Count the lines below that contain the word "ARTILLERIE", and give only that number.

═════ Extracted data ═════

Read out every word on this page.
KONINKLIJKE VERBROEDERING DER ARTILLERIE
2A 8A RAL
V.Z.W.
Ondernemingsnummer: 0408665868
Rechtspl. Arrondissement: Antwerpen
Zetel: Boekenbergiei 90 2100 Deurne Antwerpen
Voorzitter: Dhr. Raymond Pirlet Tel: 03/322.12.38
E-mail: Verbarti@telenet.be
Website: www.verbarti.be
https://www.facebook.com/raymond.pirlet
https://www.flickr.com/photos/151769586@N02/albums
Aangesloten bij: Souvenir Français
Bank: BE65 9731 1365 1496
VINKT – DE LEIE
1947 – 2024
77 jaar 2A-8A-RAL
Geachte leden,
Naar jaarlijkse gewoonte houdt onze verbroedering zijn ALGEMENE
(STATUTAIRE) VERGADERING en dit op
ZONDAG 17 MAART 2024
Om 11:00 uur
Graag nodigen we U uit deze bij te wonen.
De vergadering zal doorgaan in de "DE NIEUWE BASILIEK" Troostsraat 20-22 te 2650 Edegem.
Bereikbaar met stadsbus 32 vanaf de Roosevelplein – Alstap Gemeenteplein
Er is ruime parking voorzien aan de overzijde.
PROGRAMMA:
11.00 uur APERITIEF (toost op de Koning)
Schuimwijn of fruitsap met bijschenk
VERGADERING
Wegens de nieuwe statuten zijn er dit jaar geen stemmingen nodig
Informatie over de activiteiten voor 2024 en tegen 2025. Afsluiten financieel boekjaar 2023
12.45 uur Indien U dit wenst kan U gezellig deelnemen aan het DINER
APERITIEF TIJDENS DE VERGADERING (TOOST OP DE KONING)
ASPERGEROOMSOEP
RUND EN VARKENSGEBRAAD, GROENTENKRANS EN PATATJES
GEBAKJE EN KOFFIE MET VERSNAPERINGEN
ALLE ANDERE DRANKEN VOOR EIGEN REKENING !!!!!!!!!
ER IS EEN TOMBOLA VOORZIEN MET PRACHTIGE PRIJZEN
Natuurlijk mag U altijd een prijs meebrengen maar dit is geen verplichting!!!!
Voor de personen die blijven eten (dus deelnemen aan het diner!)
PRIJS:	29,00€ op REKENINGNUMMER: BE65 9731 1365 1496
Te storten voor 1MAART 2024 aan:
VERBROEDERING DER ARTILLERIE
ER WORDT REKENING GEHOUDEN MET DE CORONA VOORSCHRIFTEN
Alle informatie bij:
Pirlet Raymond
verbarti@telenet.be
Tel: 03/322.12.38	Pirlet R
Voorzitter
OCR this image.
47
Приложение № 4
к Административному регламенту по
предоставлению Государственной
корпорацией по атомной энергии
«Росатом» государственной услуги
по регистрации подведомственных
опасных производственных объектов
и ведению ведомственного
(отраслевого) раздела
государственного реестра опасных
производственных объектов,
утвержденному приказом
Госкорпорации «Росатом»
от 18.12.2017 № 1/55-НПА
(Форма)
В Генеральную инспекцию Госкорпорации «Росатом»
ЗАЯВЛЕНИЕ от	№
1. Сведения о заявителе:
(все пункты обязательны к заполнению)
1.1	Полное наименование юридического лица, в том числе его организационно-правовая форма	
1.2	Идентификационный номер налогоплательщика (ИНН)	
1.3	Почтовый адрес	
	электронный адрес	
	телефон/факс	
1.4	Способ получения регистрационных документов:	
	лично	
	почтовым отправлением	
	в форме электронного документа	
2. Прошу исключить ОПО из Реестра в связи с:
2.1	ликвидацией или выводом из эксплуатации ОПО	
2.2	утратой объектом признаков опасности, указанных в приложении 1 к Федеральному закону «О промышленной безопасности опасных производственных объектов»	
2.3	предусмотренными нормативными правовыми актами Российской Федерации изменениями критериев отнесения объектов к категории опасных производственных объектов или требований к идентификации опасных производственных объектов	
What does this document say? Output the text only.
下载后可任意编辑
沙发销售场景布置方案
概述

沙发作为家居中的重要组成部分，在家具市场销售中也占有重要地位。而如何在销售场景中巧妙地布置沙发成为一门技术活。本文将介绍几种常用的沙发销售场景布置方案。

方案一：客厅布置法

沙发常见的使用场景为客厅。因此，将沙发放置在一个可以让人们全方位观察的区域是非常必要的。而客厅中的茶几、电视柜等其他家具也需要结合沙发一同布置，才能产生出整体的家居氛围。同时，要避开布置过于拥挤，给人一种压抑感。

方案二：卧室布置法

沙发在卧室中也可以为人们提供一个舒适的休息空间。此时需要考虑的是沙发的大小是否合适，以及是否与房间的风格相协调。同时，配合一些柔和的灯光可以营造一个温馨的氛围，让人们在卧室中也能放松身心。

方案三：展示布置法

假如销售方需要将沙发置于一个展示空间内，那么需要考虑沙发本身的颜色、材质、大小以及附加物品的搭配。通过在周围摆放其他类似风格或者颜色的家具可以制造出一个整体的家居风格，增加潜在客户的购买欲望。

═════

[Correct output]
2